**** RECORDS SUPPLIED
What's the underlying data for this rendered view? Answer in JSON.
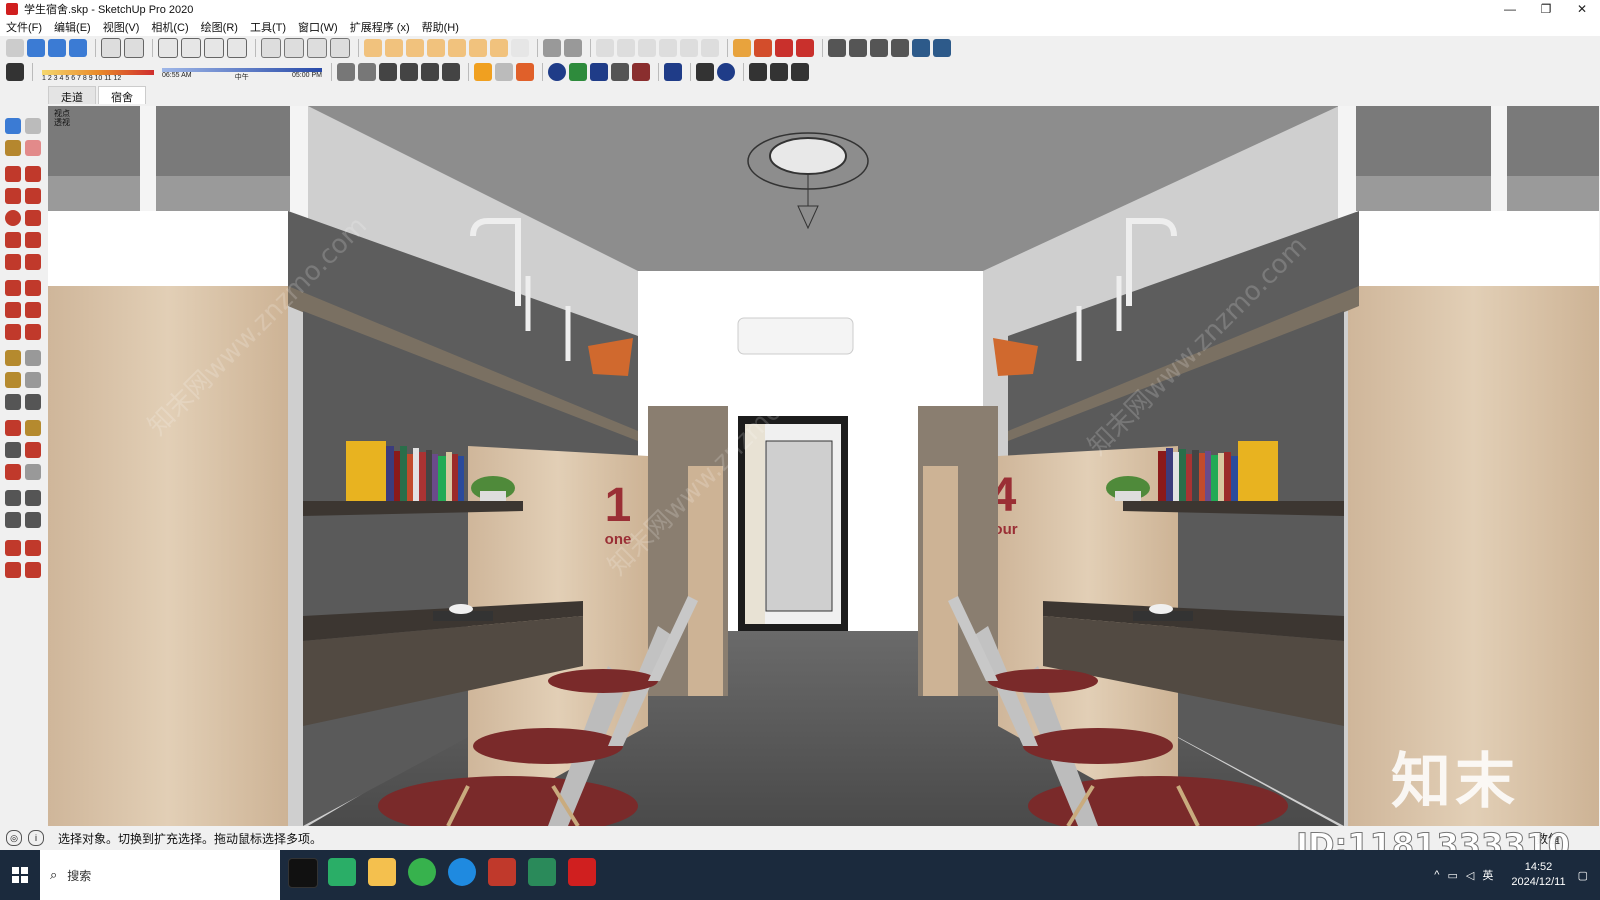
{
  "window": {
    "title": "学生宿舍.skp - SketchUp Pro 2020",
    "controls": [
      "—",
      "❐",
      "✕"
    ]
  },
  "menu": [
    "文件(F)",
    "编辑(E)",
    "视图(V)",
    "相机(C)",
    "绘图(R)",
    "工具(T)",
    "窗口(W)",
    "扩展程序 (x)",
    "帮助(H)"
  ],
  "shadow_settings": {
    "month_ticks": "1 2 3 4 5 6 7 8 9 10 11 12",
    "time_start": "06:55 AM",
    "time_mid": "中午",
    "time_end": "05:00 PM"
  },
  "scene_tabs": [
    {
      "label": "走道",
      "active": false
    },
    {
      "label": "宿舍",
      "active": true
    }
  ],
  "viewport": {
    "overlay_text_1": "视点",
    "overlay_text_2": "透视",
    "bed_number_left": "1",
    "bed_word_left": "one",
    "bed_number_right": "4",
    "bed_word_right": "four"
  },
  "statusbar": {
    "hint": "选择对象。切换到扩充选择。拖动鼠标选择多项。",
    "measure_label": "数值"
  },
  "taskbar": {
    "search_placeholder": "搜索",
    "time": "14:52",
    "date": "2024/12/11",
    "ime": "英"
  },
  "watermark": {
    "logo_text": "知末",
    "id_text": "ID:1181333310",
    "site_text": "知末网www.znzmo.com"
  },
  "colors": {
    "sketchup_red": "#d01f1f",
    "taskbar_bg": "#1b2a3d",
    "wood": "#d8c2a5",
    "dark_grey_wall": "#555555",
    "chair_seat": "#7a2a2a",
    "bed_number_red": "#9a2f35"
  }
}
********
THE EXERCISE :: Drop the images and quote the entries word for word.

FINAL RESULT ::
What's the underlying data for this rendered view? Answer in JSON.
{
  "window": {
    "title": "学生宿舍.skp - SketchUp Pro 2020",
    "controls": [
      "—",
      "❐",
      "✕"
    ]
  },
  "menu": [
    "文件(F)",
    "编辑(E)",
    "视图(V)",
    "相机(C)",
    "绘图(R)",
    "工具(T)",
    "窗口(W)",
    "扩展程序 (x)",
    "帮助(H)"
  ],
  "shadow_settings": {
    "month_ticks": "1 2 3 4 5 6 7 8 9 10 11 12",
    "time_start": "06:55 AM",
    "time_mid": "中午",
    "time_end": "05:00 PM"
  },
  "scene_tabs": [
    {
      "label": "走道",
      "active": false
    },
    {
      "label": "宿舍",
      "active": true
    }
  ],
  "viewport": {
    "overlay_text_1": "视点",
    "overlay_text_2": "透视",
    "bed_number_left": "1",
    "bed_word_left": "one",
    "bed_number_right": "4",
    "bed_word_right": "four"
  },
  "statusbar": {
    "hint": "选择对象。切换到扩充选择。拖动鼠标选择多项。",
    "measure_label": "数值"
  },
  "taskbar": {
    "search_placeholder": "搜索",
    "time": "14:52",
    "date": "2024/12/11",
    "ime": "英"
  },
  "watermark": {
    "logo_text": "知末",
    "id_text": "ID:1181333310",
    "site_text": "知末网www.znzmo.com"
  },
  "colors": {
    "sketchup_red": "#d01f1f",
    "taskbar_bg": "#1b2a3d",
    "wood": "#d8c2a5",
    "dark_grey_wall": "#555555",
    "chair_seat": "#7a2a2a",
    "bed_number_red": "#9a2f35"
  }
}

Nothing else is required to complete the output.